> [Aim]: Count the lines in the records below that contain the word "Relative", and reply with only that number.

---- Working data

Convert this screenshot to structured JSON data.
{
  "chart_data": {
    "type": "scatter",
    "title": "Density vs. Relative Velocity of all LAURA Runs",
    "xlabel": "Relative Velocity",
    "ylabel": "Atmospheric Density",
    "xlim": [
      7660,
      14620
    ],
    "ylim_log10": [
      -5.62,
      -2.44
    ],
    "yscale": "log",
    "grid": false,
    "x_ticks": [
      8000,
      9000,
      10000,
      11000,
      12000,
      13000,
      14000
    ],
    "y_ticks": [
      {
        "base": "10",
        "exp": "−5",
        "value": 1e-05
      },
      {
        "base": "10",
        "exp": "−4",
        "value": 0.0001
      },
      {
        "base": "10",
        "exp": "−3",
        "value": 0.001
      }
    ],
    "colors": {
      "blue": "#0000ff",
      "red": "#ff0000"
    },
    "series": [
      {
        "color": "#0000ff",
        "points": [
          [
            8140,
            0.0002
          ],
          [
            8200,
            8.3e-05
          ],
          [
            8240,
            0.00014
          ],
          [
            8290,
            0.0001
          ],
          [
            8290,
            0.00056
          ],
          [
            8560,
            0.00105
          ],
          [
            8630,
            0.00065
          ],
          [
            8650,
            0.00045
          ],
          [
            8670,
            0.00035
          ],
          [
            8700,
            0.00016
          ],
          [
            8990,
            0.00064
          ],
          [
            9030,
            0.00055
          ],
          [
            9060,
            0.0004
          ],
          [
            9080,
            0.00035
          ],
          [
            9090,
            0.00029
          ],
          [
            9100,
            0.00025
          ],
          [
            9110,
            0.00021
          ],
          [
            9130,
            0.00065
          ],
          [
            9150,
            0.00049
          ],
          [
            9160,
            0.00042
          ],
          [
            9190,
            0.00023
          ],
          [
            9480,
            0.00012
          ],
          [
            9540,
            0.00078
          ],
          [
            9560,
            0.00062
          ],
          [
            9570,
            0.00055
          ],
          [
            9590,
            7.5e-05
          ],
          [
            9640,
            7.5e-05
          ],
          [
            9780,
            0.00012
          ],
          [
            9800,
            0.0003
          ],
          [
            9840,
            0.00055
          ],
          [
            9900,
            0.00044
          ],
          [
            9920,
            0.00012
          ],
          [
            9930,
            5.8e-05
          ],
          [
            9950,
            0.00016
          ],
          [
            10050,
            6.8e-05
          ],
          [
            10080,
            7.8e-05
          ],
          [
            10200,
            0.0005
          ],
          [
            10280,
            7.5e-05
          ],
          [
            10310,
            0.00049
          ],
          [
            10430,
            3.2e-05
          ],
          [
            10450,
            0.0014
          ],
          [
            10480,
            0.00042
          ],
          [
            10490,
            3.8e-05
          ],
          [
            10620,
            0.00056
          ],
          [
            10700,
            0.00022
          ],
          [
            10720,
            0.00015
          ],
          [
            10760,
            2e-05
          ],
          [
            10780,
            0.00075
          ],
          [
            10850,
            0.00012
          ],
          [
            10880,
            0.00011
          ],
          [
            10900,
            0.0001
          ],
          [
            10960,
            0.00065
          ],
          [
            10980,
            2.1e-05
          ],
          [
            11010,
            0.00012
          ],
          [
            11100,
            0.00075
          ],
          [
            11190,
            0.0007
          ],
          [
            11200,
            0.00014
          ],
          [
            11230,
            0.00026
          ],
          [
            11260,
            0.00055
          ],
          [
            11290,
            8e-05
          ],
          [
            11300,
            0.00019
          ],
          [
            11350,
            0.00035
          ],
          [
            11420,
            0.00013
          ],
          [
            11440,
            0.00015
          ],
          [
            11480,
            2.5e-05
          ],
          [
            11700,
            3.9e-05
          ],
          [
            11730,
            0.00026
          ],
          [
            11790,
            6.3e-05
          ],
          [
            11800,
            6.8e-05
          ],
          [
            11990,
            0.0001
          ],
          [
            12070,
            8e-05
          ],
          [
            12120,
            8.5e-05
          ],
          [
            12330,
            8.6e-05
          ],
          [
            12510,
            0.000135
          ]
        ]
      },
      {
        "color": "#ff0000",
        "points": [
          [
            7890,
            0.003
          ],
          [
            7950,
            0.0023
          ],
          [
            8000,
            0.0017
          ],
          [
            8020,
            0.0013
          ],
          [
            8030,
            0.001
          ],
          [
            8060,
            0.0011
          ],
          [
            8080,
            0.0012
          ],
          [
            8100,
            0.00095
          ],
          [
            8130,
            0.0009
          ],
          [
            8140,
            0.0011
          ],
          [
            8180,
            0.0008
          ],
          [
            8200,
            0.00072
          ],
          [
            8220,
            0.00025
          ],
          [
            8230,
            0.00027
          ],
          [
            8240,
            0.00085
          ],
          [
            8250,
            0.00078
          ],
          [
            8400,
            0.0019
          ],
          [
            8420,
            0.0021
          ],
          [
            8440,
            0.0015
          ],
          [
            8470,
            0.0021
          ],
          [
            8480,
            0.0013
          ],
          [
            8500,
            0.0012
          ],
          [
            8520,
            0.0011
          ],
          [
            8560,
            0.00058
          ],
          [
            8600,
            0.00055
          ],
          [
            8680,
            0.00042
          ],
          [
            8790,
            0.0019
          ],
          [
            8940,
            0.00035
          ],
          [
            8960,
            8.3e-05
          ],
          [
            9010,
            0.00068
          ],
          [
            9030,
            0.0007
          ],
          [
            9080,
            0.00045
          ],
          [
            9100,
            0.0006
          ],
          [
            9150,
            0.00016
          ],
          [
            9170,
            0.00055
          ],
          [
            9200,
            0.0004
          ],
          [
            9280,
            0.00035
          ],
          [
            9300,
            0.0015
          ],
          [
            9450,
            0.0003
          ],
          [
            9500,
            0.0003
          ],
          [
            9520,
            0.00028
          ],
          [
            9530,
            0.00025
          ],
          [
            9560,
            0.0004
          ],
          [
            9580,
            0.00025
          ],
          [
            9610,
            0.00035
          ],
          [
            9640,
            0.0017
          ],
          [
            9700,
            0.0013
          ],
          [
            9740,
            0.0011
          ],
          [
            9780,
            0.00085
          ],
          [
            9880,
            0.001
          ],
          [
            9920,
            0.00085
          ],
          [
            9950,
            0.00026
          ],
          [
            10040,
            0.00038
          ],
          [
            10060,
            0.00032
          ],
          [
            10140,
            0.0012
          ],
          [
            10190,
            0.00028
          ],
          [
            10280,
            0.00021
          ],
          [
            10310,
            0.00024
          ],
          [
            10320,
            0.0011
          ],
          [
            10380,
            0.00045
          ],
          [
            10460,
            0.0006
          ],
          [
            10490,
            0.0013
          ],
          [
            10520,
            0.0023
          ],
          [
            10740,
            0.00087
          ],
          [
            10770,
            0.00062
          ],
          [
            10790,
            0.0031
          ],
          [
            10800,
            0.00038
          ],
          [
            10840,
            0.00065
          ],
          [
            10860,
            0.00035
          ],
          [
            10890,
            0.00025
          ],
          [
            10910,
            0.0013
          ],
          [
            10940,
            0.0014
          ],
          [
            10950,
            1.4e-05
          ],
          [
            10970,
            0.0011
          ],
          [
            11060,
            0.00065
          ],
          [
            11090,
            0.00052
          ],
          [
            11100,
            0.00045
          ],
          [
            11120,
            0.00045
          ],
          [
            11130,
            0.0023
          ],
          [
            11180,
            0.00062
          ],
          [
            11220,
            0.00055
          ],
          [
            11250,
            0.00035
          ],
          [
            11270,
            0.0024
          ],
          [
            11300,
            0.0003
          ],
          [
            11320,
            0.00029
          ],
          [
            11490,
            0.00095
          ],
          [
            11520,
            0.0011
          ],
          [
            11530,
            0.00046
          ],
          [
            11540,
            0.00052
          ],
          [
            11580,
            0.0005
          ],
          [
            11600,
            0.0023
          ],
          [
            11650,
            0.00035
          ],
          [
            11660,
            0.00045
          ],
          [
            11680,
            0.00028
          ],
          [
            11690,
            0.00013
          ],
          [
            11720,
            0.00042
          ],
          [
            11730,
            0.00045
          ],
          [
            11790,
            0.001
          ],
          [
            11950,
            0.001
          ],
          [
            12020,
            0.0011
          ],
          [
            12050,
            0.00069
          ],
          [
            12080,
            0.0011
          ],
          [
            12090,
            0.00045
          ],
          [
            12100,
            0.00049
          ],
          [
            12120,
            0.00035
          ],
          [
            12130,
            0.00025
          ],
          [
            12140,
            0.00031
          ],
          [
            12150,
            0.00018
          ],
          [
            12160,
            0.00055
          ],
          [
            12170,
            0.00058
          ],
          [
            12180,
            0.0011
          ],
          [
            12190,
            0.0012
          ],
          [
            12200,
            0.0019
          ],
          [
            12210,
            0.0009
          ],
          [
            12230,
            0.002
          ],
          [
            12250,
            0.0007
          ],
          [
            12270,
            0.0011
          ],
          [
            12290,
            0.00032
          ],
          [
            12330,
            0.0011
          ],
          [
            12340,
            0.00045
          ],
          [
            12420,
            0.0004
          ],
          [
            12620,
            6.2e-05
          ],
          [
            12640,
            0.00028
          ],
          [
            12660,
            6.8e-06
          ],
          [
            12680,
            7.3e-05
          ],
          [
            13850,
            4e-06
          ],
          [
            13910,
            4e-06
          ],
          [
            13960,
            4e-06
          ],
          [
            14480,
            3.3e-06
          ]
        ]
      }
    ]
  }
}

--------

> [Solution to this problem]: 2